### EXCERPTED PASSAGE ###
Re: Improving Frequency Resolution in Time Constrained Signals

On Oct 30, 8:22 am, "tzoom84" <tszumow...@xxxxxxxxx> wrote:
For simplicity, suppose we are interested in detecting presence of either a
500Hz, 1kHz, and a 1.5kHz sinusoid in a signal that is being sampled at
100kHz. But lets say we only have 100 samples, or 1ms of data. This is
anywhere between 0.5 to 2 'cycles' of the sinusoids. So essentially, the
signal is well oversampled, but is not sampled long enough in time to
provide clean frequency resolution.

Question is: Are there particular techniques to improve frequency
resolution for oversampled, but time constrained, signals?

(One random thought considered was to decimate at different points in
time, say take every tenth sample starting at sample #1, then every tenth
starting at sample #2, to create 10 independent signals of same length.
### INFORMATION SHOWN ###
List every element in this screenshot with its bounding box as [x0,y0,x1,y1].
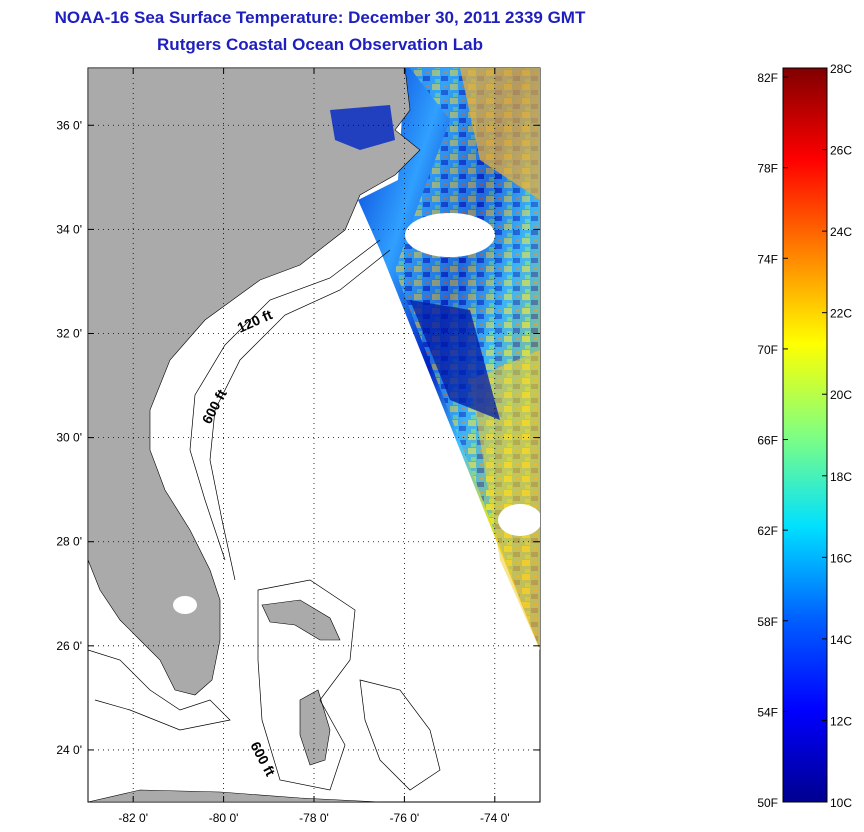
###
### EXERCISE TASK 1
In the forum post on frequency resolution, what sampling rate is given for the signal?
### EXERCISE TASK 2
Reproduce the forum post on frequency resolution from "Question is: Are" to "of same length.", swapping "decimate" for "downsample".
### EXERCISE TASK 3
Extend the forum post on improving frequency resolution, picking up after its final sentence.

### EXERCISE OUTPUT 1
100kHz

### EXERCISE OUTPUT 2
Question is: Are there particular techniques to improve frequency
resolution for oversampled, but time constrained, signals?

(One random thought considered was to downsample at different points in
time, say take every tenth sample starting at sample #1, then every tenth
starting at sample #2, to create 10 independent signals of same length.

### EXERCISE OUTPUT 3
Then concatenate to artificially lengthen the same signal. But I wasn't
sure if that would increase resolution since it doesn't add any new


With a sample rate = 100k and N = 100, you’ve got 100k/100 = 1k bin
spacing in the frequency domain (e.g.: DFT frequency index k = 0
corresponds to 0Hz, index k = 1 corresponds to 1kHz, index k = 2 is
2kHz, etc.). So perhaps you’d do 3 DFTs, one at k = .5 (corresponds
to 500 Hz), one at k = 1 (corresponds to 1 kHz), and one at k = 1.5
(corresponds to 1.5 kHz). Then compute magnitude squared of each and
find the largest. Alternately, you could zero pad an FFT to 200
points and use outputs k = 1, 2 and 3 to represent f = 500 Hz, 1 kHz
and 1.5 kHz. Keep in mind, of course, that zero padding doesn’t
really improve resolution - it provides an interpolation. If you
start with a sampling interval that’s too short, you get a lousy
result. Zero padding gives you more (interpolated) points of a lousy

Of course, I’m presuming that only one tone is present at a time,
their amplitudes are the same, and you don’t have a transition between
the tones in your 100 point sampling interval.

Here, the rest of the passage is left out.